Data records:
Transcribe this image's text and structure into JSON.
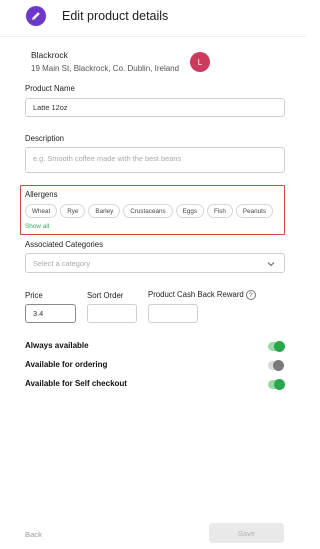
{
  "header": {
    "title": "Edit product details",
    "icon": "pencil-icon"
  },
  "store": {
    "name": "Blackrock",
    "address": "19 Main St, Blackrock, Co. Dublin, Ireland",
    "avatar_letter": "L"
  },
  "product_name": {
    "label": "Product Name",
    "value": "Latte 12oz"
  },
  "description": {
    "label": "Description",
    "placeholder": "e.g. Smooth coffee made with the best beans"
  },
  "allergens": {
    "label": "Allergens",
    "items": [
      "Wheat",
      "Rye",
      "Barley",
      "Crustaceans",
      "Eggs",
      "Fish",
      "Peanuts"
    ],
    "show_all": "Show all"
  },
  "categories": {
    "label": "Associated Categories",
    "placeholder": "Select a category"
  },
  "price": {
    "label": "Price",
    "value": "3.4"
  },
  "sort_order": {
    "label": "Sort Order",
    "value": ""
  },
  "cash_back": {
    "label": "Product Cash Back Reward",
    "value": ""
  },
  "toggles": [
    {
      "label": "Always available",
      "on": true
    },
    {
      "label": "Available for ordering",
      "on": false
    },
    {
      "label": "Available for Self checkout",
      "on": true
    }
  ],
  "footer": {
    "back": "Back",
    "save": "Save"
  },
  "colors": {
    "accent": "#6b38c9",
    "avatar": "#cc3b5d",
    "green": "#28a84a",
    "highlight": "#d8453a"
  }
}
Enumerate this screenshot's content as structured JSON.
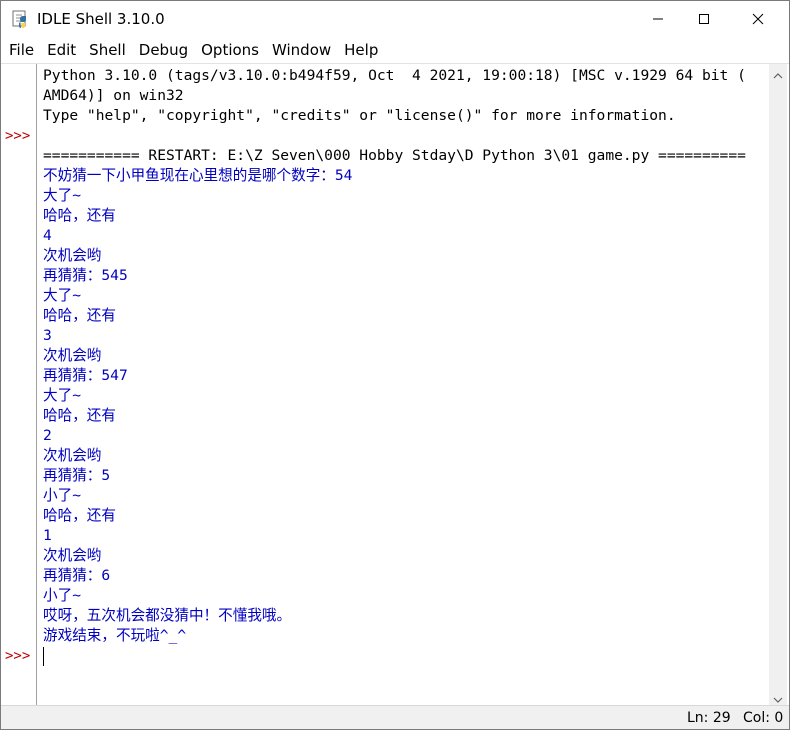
{
  "window": {
    "title": "IDLE Shell 3.10.0"
  },
  "menu": {
    "items": [
      "File",
      "Edit",
      "Shell",
      "Debug",
      "Options",
      "Window",
      "Help"
    ]
  },
  "gutter": {
    "prompt": ">>>"
  },
  "shell": {
    "lines": [
      {
        "text": "Python 3.10.0 (tags/v3.10.0:b494f59, Oct  4 2021, 19:00:18) [MSC v.1929 64 bit (",
        "kind": "stdout-black"
      },
      {
        "text": "AMD64)] on win32",
        "kind": "stdout-black"
      },
      {
        "text": "Type \"help\", \"copyright\", \"credits\" or \"license()\" for more information.",
        "kind": "stdout-black"
      },
      {
        "text": "",
        "kind": "stdout-black"
      },
      {
        "text": "=========== RESTART: E:\\Z Seven\\000 Hobby Stday\\D Python 3\\01 game.py ==========",
        "kind": "stdout-black"
      },
      {
        "text": "不妨猜一下小甲鱼现在心里想的是哪个数字：54",
        "kind": "out"
      },
      {
        "text": "大了~",
        "kind": "out"
      },
      {
        "text": "哈哈，还有",
        "kind": "out"
      },
      {
        "text": "4",
        "kind": "out"
      },
      {
        "text": "次机会哟",
        "kind": "out"
      },
      {
        "text": "再猜猜：545",
        "kind": "out"
      },
      {
        "text": "大了~",
        "kind": "out"
      },
      {
        "text": "哈哈，还有",
        "kind": "out"
      },
      {
        "text": "3",
        "kind": "out"
      },
      {
        "text": "次机会哟",
        "kind": "out"
      },
      {
        "text": "再猜猜：547",
        "kind": "out"
      },
      {
        "text": "大了~",
        "kind": "out"
      },
      {
        "text": "哈哈，还有",
        "kind": "out"
      },
      {
        "text": "2",
        "kind": "out"
      },
      {
        "text": "次机会哟",
        "kind": "out"
      },
      {
        "text": "再猜猜：5",
        "kind": "out"
      },
      {
        "text": "小了~",
        "kind": "out"
      },
      {
        "text": "哈哈，还有",
        "kind": "out"
      },
      {
        "text": "1",
        "kind": "out"
      },
      {
        "text": "次机会哟",
        "kind": "out"
      },
      {
        "text": "再猜猜：6",
        "kind": "out"
      },
      {
        "text": "小了~",
        "kind": "out"
      },
      {
        "text": "哎呀，五次机会都没猜中！不懂我哦。",
        "kind": "out"
      },
      {
        "text": "游戏结束，不玩啦^_^",
        "kind": "out"
      },
      {
        "text": "",
        "kind": "input"
      }
    ]
  },
  "status": {
    "ln": "Ln: 29",
    "col": "Col: 0"
  },
  "colors": {
    "prompt": "#c00000",
    "stdout": "#0000c0",
    "text": "#000000"
  },
  "icons": {
    "app": "python-idle-icon",
    "minimize": "minimize-icon",
    "maximize": "maximize-icon",
    "close": "close-icon",
    "scroll_up": "arrow-up-icon",
    "scroll_down": "arrow-down-icon"
  }
}
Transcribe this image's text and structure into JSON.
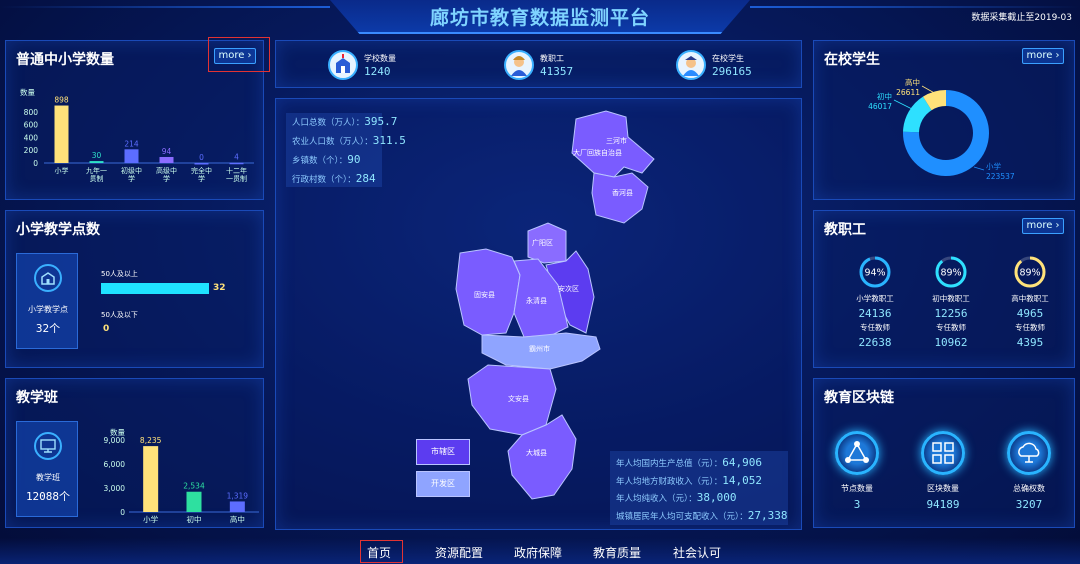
{
  "header": {
    "title": "廊坊市教育数据监测平台",
    "stamp": "数据采集截止至2019-03"
  },
  "summary": [
    {
      "label": "学校数量",
      "value": "1240",
      "icon": "school-icon"
    },
    {
      "label": "教职工",
      "value": "41357",
      "icon": "teacher-icon"
    },
    {
      "label": "在校学生",
      "value": "296165",
      "icon": "student-icon"
    }
  ],
  "panel_schools": {
    "title": "普通中小学数量",
    "more": "more ›",
    "ylabel": "数量",
    "chart_data": {
      "type": "bar",
      "categories": [
        "小学",
        "九年一贯制",
        "初级中学",
        "高级中学",
        "完全中学",
        "十二年一贯制"
      ],
      "values": [
        898,
        30,
        214,
        94,
        0,
        4
      ],
      "ylim": [
        0,
        1000
      ],
      "yticks": [
        0,
        200,
        400,
        600,
        800
      ],
      "colors": [
        "#ffe27a",
        "#2ee0c8",
        "#5c6dff",
        "#8a6cff",
        "#5c6dff",
        "#5c6dff"
      ]
    },
    "cat_labels": [
      "小学",
      "九年一\n贯制",
      "初级中\n学",
      "高级中\n学",
      "完全中\n学",
      "十二年\n一贯制"
    ]
  },
  "panel_points": {
    "title": "小学教学点数",
    "tile_label": "小学教学点",
    "tile_value": "32个",
    "bar1_label": "50人及以上",
    "bar1_value": "32",
    "bar2_label": "50人及以下",
    "bar2_value": "0"
  },
  "panel_classes": {
    "title": "教学班",
    "tile_label": "教学班",
    "tile_value": "12088个",
    "ylabel": "数量",
    "chart_data": {
      "type": "bar",
      "categories": [
        "小学",
        "初中",
        "高中"
      ],
      "values": [
        8235,
        2534,
        1319
      ],
      "value_labels": [
        "8,235",
        "2,534",
        "1,319"
      ],
      "ylim": [
        0,
        9000
      ],
      "yticks": [
        0,
        3000,
        6000,
        9000
      ],
      "ytick_labels": [
        "0",
        "3,000",
        "6,000",
        "9,000"
      ],
      "colors": [
        "#ffe27a",
        "#2ee0a0",
        "#5c6dff"
      ]
    }
  },
  "map": {
    "info": [
      {
        "label": "人口总数（万人）：",
        "value": "395.7"
      },
      {
        "label": "农业人口数（万人）：",
        "value": "311.5"
      },
      {
        "label": "乡镇数（个）：",
        "value": "90"
      },
      {
        "label": "行政村数（个）：",
        "value": "284"
      }
    ],
    "regions": [
      "三河市",
      "大厂回族自治县",
      "香河县",
      "广阳区",
      "安次区",
      "固安县",
      "永清县",
      "霸州市",
      "文安县",
      "大城县"
    ],
    "legend": [
      "市辖区",
      "开发区"
    ],
    "econ": [
      {
        "label": "年人均国内生产总值（元）：",
        "value": "64,906"
      },
      {
        "label": "年人均地方财政收入（元）：",
        "value": "14,052"
      },
      {
        "label": "年人均纯收入（元）：",
        "value": "38,000"
      },
      {
        "label": "城镇居民年人均可支配收入（元）：",
        "value": "27,338"
      }
    ]
  },
  "panel_students": {
    "title": "在校学生",
    "more": "more ›",
    "chart_data": {
      "type": "pie",
      "labels": [
        "小学",
        "初中",
        "高中"
      ],
      "values": [
        223537,
        46017,
        26611
      ],
      "colors": [
        "#1f8fff",
        "#2ee0ff",
        "#ffe27a"
      ]
    }
  },
  "panel_staff": {
    "title": "教职工",
    "more": "more ›",
    "items": [
      {
        "pct": "94%",
        "percent": 94,
        "label": "小学教职工",
        "count": "24136",
        "sub": "专任教师",
        "sub_count": "22638",
        "color": "#29b4ff"
      },
      {
        "pct": "89%",
        "percent": 89,
        "label": "初中教职工",
        "count": "12256",
        "sub": "专任教师",
        "sub_count": "10962",
        "color": "#2ee0ff"
      },
      {
        "pct": "89%",
        "percent": 89,
        "label": "高中教职工",
        "count": "4965",
        "sub": "专任教师",
        "sub_count": "4395",
        "color": "#ffe27a"
      }
    ]
  },
  "panel_chain": {
    "title": "教育区块链",
    "items": [
      {
        "label": "节点数量",
        "value": "3",
        "icon": "node-icon"
      },
      {
        "label": "区块数量",
        "value": "94189",
        "icon": "block-icon"
      },
      {
        "label": "总确权数",
        "value": "3207",
        "icon": "cloud-icon"
      }
    ]
  },
  "nav": [
    "首页",
    "资源配置",
    "政府保障",
    "教育质量",
    "社会认可"
  ]
}
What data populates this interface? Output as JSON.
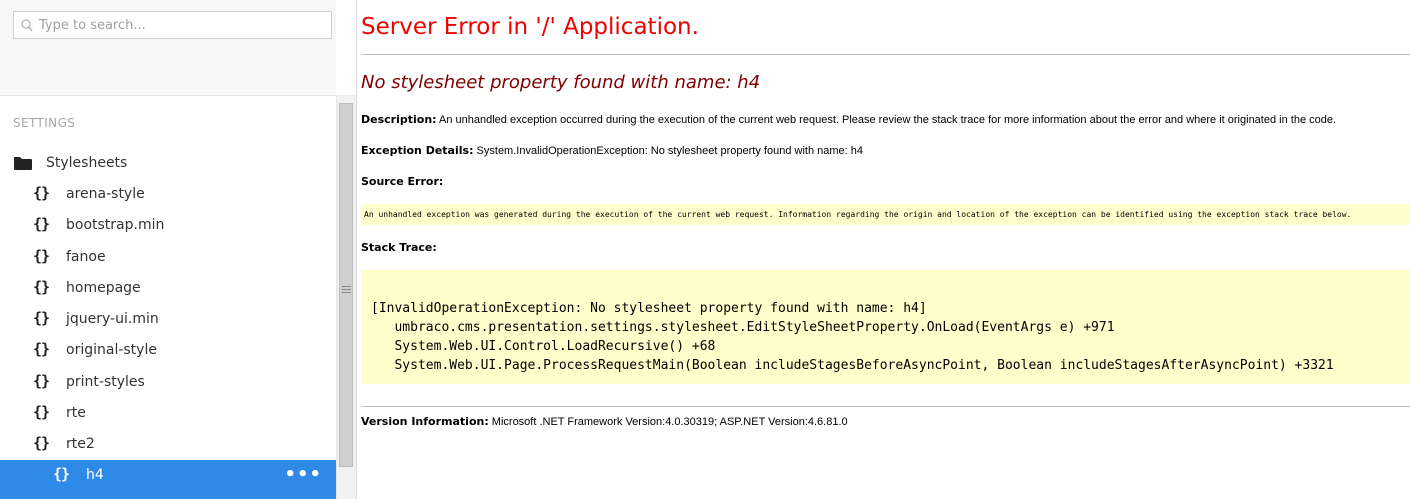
{
  "search": {
    "placeholder": "Type to search..."
  },
  "tree": {
    "section_title": "SETTINGS",
    "root": {
      "label": "Stylesheets",
      "icon": "folder-icon"
    },
    "items": [
      {
        "label": "arena-style"
      },
      {
        "label": "bootstrap.min"
      },
      {
        "label": "fanoe"
      },
      {
        "label": "homepage"
      },
      {
        "label": "jquery-ui.min"
      },
      {
        "label": "original-style"
      },
      {
        "label": "print-styles"
      },
      {
        "label": "rte"
      },
      {
        "label": "rte2"
      }
    ],
    "selected": {
      "label": "h4",
      "icon_glyph": "{}",
      "menu_glyph": "•••"
    },
    "item_icon_glyph": "{}",
    "selection_color": "#2e8ae6"
  },
  "error": {
    "title": "Server Error in '/' Application.",
    "subtitle": "No stylesheet property found with name: h4",
    "description_label": "Description:",
    "description_text": "An unhandled exception occurred during the execution of the current web request. Please review the stack trace for more information about the error and where it originated in the code.",
    "exception_label": "Exception Details:",
    "exception_text": "System.InvalidOperationException: No stylesheet property found with name: h4",
    "source_error_label": "Source Error:",
    "source_error_text": "An unhandled exception was generated during the execution of the current web request. Information regarding the origin and location of the exception can be identified using the exception stack trace below.",
    "stack_trace_label": "Stack Trace:",
    "stack_lines": [
      "[InvalidOperationException: No stylesheet property found with name: h4]",
      "   umbraco.cms.presentation.settings.stylesheet.EditStyleSheetProperty.OnLoad(EventArgs e) +971",
      "   System.Web.UI.Control.LoadRecursive() +68",
      "   System.Web.UI.Page.ProcessRequestMain(Boolean includeStagesBeforeAsyncPoint, Boolean includeStagesAfterAsyncPoint) +3321"
    ],
    "version_label": "Version Information:",
    "version_text": "Microsoft .NET Framework Version:4.0.30319; ASP.NET Version:4.6.81.0",
    "title_color": "#f00000",
    "subtitle_color": "#800000",
    "highlight_color": "#ffffcc"
  }
}
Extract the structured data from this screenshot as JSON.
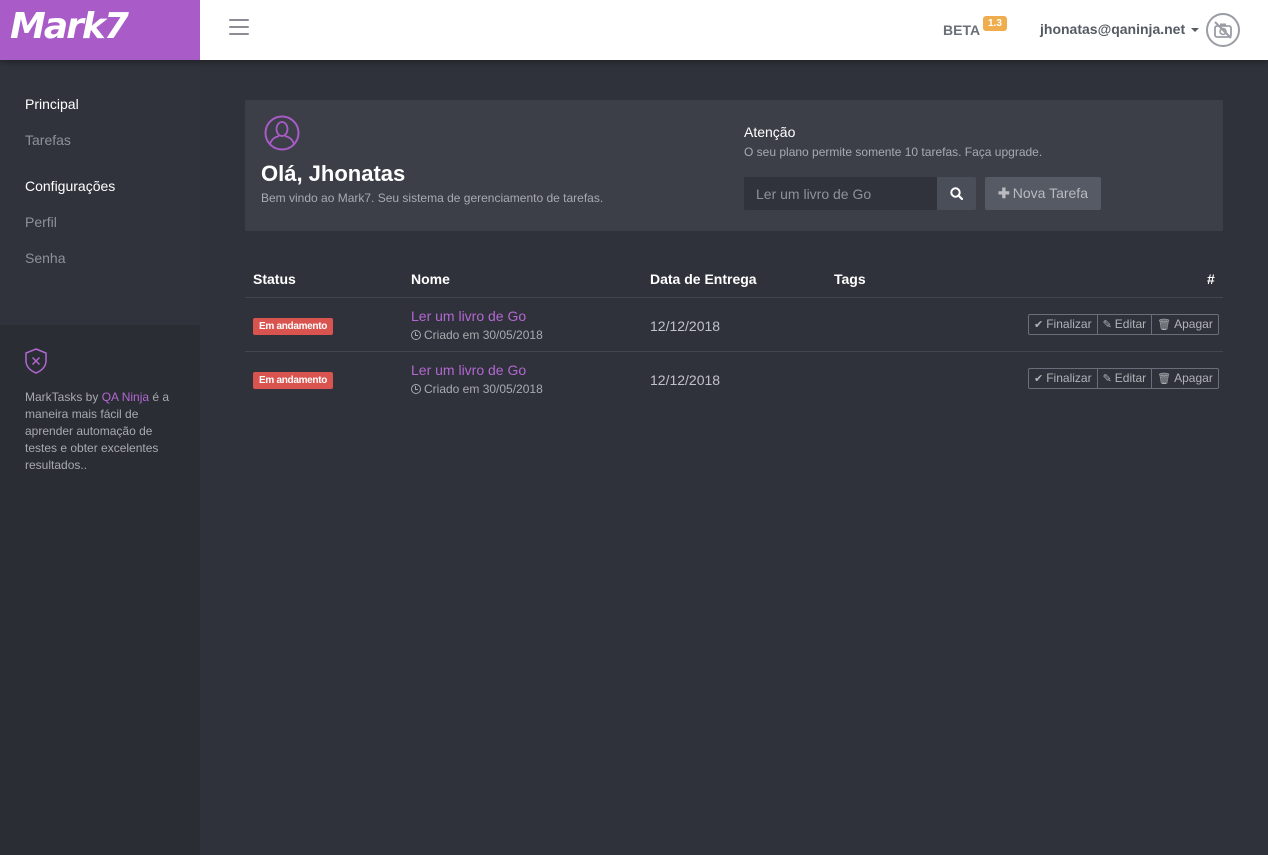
{
  "header": {
    "brand": "Mark7",
    "beta_label": "BETA",
    "version": "1.3",
    "user_email": "jhonatas@qaninja.net"
  },
  "sidebar": {
    "sections": [
      {
        "heading": "Principal",
        "items": [
          "Tarefas"
        ]
      },
      {
        "heading": "Configurações",
        "items": [
          "Perfil",
          "Senha"
        ]
      }
    ],
    "info_prefix": "MarkTasks by ",
    "info_link": "QA Ninja",
    "info_suffix": " é a maneira mais fácil de aprender automação de testes e obter excelentes resultados.."
  },
  "panel": {
    "greeting": "Olá, Jhonatas",
    "welcome": "Bem vindo ao Mark7. Seu sistema de gerenciamento de tarefas.",
    "attention_title": "Atenção",
    "attention_text": "O seu plano permite somente 10 tarefas. Faça upgrade.",
    "search_value": "",
    "search_placeholder": "Ler um livro de Go",
    "new_task_label": "Nova Tarefa"
  },
  "table": {
    "headers": [
      "Status",
      "Nome",
      "Data de Entrega",
      "Tags",
      "#"
    ],
    "rows": [
      {
        "status": "Em andamento",
        "name": "Ler um livro de Go",
        "created": "Criado em 30/05/2018",
        "due": "12/12/2018",
        "tags": ""
      },
      {
        "status": "Em andamento",
        "name": "Ler um livro de Go",
        "created": "Criado em 30/05/2018",
        "due": "12/12/2018",
        "tags": ""
      }
    ],
    "actions": {
      "finish": "Finalizar",
      "edit": "Editar",
      "delete": "Apagar"
    }
  },
  "colors": {
    "brand": "#a95cc7",
    "accent_link": "#b267d1",
    "status_badge": "#d9534f",
    "version_badge": "#f0ad4e",
    "background": "#2f323a"
  }
}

**Work to do:** Gather and return every line that holds the string "heading".

**In response:**
        "heading": "Principal",
        "heading": "Configurações",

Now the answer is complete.